◆ Dataset items ◆
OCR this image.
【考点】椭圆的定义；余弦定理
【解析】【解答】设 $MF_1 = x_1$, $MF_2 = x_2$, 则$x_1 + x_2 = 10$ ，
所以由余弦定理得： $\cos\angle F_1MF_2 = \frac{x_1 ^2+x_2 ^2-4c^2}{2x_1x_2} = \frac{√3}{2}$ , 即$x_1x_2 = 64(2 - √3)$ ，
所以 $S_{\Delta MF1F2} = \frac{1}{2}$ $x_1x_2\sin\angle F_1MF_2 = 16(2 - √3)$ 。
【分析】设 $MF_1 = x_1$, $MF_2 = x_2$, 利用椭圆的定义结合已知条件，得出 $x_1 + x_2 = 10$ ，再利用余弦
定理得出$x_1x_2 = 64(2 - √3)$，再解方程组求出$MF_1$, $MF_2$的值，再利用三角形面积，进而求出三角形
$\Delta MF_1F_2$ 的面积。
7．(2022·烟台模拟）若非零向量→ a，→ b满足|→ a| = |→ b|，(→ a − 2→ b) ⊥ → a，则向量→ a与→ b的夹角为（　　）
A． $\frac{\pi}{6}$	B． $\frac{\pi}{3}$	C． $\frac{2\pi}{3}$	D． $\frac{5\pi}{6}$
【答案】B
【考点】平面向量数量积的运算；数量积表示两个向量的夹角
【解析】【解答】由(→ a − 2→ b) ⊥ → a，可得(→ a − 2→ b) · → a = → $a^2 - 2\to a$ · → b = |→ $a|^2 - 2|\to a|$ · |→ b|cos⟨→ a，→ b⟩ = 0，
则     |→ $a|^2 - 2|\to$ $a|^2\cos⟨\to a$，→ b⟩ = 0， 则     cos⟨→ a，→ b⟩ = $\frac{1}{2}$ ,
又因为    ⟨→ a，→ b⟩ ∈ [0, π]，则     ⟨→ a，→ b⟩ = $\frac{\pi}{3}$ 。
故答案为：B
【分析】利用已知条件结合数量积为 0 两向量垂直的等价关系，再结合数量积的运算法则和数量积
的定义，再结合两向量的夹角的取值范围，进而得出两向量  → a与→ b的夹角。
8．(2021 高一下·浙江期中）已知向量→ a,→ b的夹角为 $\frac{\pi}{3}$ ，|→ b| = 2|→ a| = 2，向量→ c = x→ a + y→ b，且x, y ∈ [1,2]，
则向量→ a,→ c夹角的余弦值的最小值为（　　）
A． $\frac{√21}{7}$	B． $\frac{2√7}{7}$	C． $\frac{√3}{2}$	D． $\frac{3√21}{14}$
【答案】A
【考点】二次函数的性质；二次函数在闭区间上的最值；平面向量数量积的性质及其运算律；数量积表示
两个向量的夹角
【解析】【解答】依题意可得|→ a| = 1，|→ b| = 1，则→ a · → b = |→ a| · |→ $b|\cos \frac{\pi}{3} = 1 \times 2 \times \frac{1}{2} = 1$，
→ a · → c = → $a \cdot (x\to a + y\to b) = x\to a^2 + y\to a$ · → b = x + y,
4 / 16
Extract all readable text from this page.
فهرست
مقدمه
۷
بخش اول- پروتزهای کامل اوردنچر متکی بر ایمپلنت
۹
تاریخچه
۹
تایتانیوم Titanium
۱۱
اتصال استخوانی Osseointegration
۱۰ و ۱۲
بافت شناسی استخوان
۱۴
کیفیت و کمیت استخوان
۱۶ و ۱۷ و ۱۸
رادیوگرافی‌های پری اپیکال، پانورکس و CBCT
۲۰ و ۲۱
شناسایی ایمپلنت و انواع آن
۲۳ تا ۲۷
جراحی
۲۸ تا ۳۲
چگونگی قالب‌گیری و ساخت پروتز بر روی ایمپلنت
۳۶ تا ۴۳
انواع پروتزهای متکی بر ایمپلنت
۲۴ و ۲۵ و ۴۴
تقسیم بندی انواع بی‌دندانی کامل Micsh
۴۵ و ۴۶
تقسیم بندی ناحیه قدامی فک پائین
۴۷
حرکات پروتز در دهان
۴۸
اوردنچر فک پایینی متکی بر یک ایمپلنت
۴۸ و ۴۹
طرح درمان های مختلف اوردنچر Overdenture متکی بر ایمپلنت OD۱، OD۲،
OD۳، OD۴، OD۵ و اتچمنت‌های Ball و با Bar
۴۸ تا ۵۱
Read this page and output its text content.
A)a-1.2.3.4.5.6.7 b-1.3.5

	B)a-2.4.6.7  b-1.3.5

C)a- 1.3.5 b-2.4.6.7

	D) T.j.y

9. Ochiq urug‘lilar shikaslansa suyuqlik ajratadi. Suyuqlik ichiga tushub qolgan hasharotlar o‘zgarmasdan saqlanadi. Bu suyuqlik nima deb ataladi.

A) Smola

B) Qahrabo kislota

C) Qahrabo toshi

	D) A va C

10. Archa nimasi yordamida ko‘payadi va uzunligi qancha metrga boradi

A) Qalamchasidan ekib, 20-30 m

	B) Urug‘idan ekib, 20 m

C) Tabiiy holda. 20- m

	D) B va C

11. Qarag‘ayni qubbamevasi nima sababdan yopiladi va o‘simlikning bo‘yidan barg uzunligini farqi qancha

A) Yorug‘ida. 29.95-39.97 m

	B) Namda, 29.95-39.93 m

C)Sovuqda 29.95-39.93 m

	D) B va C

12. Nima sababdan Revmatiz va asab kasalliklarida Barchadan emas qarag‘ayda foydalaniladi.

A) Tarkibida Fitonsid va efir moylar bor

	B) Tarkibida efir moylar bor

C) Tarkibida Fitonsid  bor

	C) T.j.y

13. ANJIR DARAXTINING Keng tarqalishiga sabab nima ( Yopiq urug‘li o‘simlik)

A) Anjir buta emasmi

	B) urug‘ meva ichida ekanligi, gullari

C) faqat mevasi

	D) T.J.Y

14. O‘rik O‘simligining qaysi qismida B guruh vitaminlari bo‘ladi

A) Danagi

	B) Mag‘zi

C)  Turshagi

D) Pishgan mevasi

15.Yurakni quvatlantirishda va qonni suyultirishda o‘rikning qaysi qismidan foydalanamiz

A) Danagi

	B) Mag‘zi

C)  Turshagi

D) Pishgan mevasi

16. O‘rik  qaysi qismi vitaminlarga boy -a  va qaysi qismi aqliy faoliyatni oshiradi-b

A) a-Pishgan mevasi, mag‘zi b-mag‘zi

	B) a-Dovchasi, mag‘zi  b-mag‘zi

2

◆ Requirements ◆
Reproduce the records word for word.

◆ Result of this exercise ◆
OCR this image.
【考点】椭圆的定义；余弦定理
【解析】【解答】设 $MF_1 = x_1$, $MF_2 = x_2$, 则$x_1 + x_2 = 10$ ，
所以由余弦定理得： $\cos\angle F_1MF_2 = \frac{x_1 ^2+x_2 ^2-4c^2}{2x_1x_2} = \frac{√3}{2}$ , 即$x_1x_2 = 64(2 - √3)$ ，
所以 $S_{\Delta MF1F2} = \frac{1}{2}$ $x_1x_2\sin\angle F_1MF_2 = 16(2 - √3)$ 。
【分析】设 $MF_1 = x_1$, $MF_2 = x_2$, 利用椭圆的定义结合已知条件，得出 $x_1 + x_2 = 10$ ，再利用余弦
定理得出$x_1x_2 = 64(2 - √3)$，再解方程组求出$MF_1$, $MF_2$的值，再利用三角形面积，进而求出三角形
$\Delta MF_1F_2$ 的面积。
7．(2022·烟台模拟）若非零向量→ a，→ b满足|→ a| = |→ b|，(→ a − 2→ b) ⊥ → a，则向量→ a与→ b的夹角为（　　）
A． $\frac{\pi}{6}$	B． $\frac{\pi}{3}$	C． $\frac{2\pi}{3}$	D． $\frac{5\pi}{6}$
【答案】B
【考点】平面向量数量积的运算；数量积表示两个向量的夹角
【解析】【解答】由(→ a − 2→ b) ⊥ → a，可得(→ a − 2→ b) · → a = → $a^2 - 2\to a$ · → b = |→ $a|^2 - 2|\to a|$ · |→ b|cos⟨→ a，→ b⟩ = 0，
则     |→ $a|^2 - 2|\to$ $a|^2\cos⟨\to a$，→ b⟩ = 0， 则     cos⟨→ a，→ b⟩ = $\frac{1}{2}$ ,
又因为    ⟨→ a，→ b⟩ ∈ [0, π]，则     ⟨→ a，→ b⟩ = $\frac{\pi}{3}$ 。
故答案为：B
【分析】利用已知条件结合数量积为 0 两向量垂直的等价关系，再结合数量积的运算法则和数量积
的定义，再结合两向量的夹角的取值范围，进而得出两向量  → a与→ b的夹角。
8．(2021 高一下·浙江期中）已知向量→ a,→ b的夹角为 $\frac{\pi}{3}$ ，|→ b| = 2|→ a| = 2，向量→ c = x→ a + y→ b，且x, y ∈ [1,2]，
则向量→ a,→ c夹角的余弦值的最小值为（　　）
A． $\frac{√21}{7}$	B． $\frac{2√7}{7}$	C． $\frac{√3}{2}$	D． $\frac{3√21}{14}$
【答案】A
【考点】二次函数的性质；二次函数在闭区间上的最值；平面向量数量积的性质及其运算律；数量积表示
两个向量的夹角
【解析】【解答】依题意可得|→ a| = 1，|→ b| = 1，则→ a · → b = |→ a| · |→ $b|\cos \frac{\pi}{3} = 1 \times 2 \times \frac{1}{2} = 1$，
→ a · → c = → $a \cdot (x\to a + y\to b) = x\to a^2 + y\to a$ · → b = x + y,
4 / 16
Extract all readable text from this page.
فهرست
مقدمه
۷
بخش اول- پروتزهای کامل اوردنچر متکی بر ایمپلنت
۹
تاریخچه
۹
تایتانیوم Titanium
۱۱
اتصال استخوانی Osseointegration
۱۰ و ۱۲
بافت شناسی استخوان
۱۴
کیفیت و کمیت استخوان
۱۶ و ۱۷ و ۱۸
رادیوگرافی‌های پری اپیکال، پانورکس و CBCT
۲۰ و ۲۱
شناسایی ایمپلنت و انواع آن
۲۳ تا ۲۷
جراحی
۲۸ تا ۳۲
چگونگی قالب‌گیری و ساخت پروتز بر روی ایمپلنت
۳۶ تا ۴۳
انواع پروتزهای متکی بر ایمپلنت
۲۴ و ۲۵ و ۴۴
تقسیم بندی انواع بی‌دندانی کامل Micsh
۴۵ و ۴۶
تقسیم بندی ناحیه قدامی فک پائین
۴۷
حرکات پروتز در دهان
۴۸
اوردنچر فک پایینی متکی بر یک ایمپلنت
۴۸ و ۴۹
طرح درمان های مختلف اوردنچر Overdenture متکی بر ایمپلنت OD۱، OD۲،
OD۳، OD۴، OD۵ و اتچمنت‌های Ball و با Bar
۴۸ تا ۵۱
Read this page and output its text content.
A)a-1.2.3.4.5.6.7 b-1.3.5

	B)a-2.4.6.7  b-1.3.5

C)a- 1.3.5 b-2.4.6.7

	D) T.j.y

9. Ochiq urug‘lilar shikaslansa suyuqlik ajratadi. Suyuqlik ichiga tushub qolgan hasharotlar o‘zgarmasdan saqlanadi. Bu suyuqlik nima deb ataladi.

A) Smola

B) Qahrabo kislota

C) Qahrabo toshi

	D) A va C

10. Archa nimasi yordamida ko‘payadi va uzunligi qancha metrga boradi

A) Qalamchasidan ekib, 20-30 m

	B) Urug‘idan ekib, 20 m

C) Tabiiy holda. 20- m

	D) B va C

11. Qarag‘ayni qubbamevasi nima sababdan yopiladi va o‘simlikning bo‘yidan barg uzunligini farqi qancha

A) Yorug‘ida. 29.95-39.97 m

	B) Namda, 29.95-39.93 m

C)Sovuqda 29.95-39.93 m

	D) B va C

12. Nima sababdan Revmatiz va asab kasalliklarida Barchadan emas qarag‘ayda foydalaniladi.

A) Tarkibida Fitonsid va efir moylar bor

	B) Tarkibida efir moylar bor

C) Tarkibida Fitonsid  bor

	C) T.j.y

13. ANJIR DARAXTINING Keng tarqalishiga sabab nima ( Yopiq urug‘li o‘simlik)

A) Anjir buta emasmi

	B) urug‘ meva ichida ekanligi, gullari

C) faqat mevasi

	D) T.J.Y

14. O‘rik O‘simligining qaysi qismida B guruh vitaminlari bo‘ladi

A) Danagi

	B) Mag‘zi

C)  Turshagi

D) Pishgan mevasi

15.Yurakni quvatlantirishda va qonni suyultirishda o‘rikning qaysi qismidan foydalanamiz

A) Danagi

	B) Mag‘zi

C)  Turshagi

D) Pishgan mevasi

16. O‘rik  qaysi qismi vitaminlarga boy -a  va qaysi qismi aqliy faoliyatni oshiradi-b

A) a-Pishgan mevasi, mag‘zi b-mag‘zi

	B) a-Dovchasi, mag‘zi  b-mag‘zi

2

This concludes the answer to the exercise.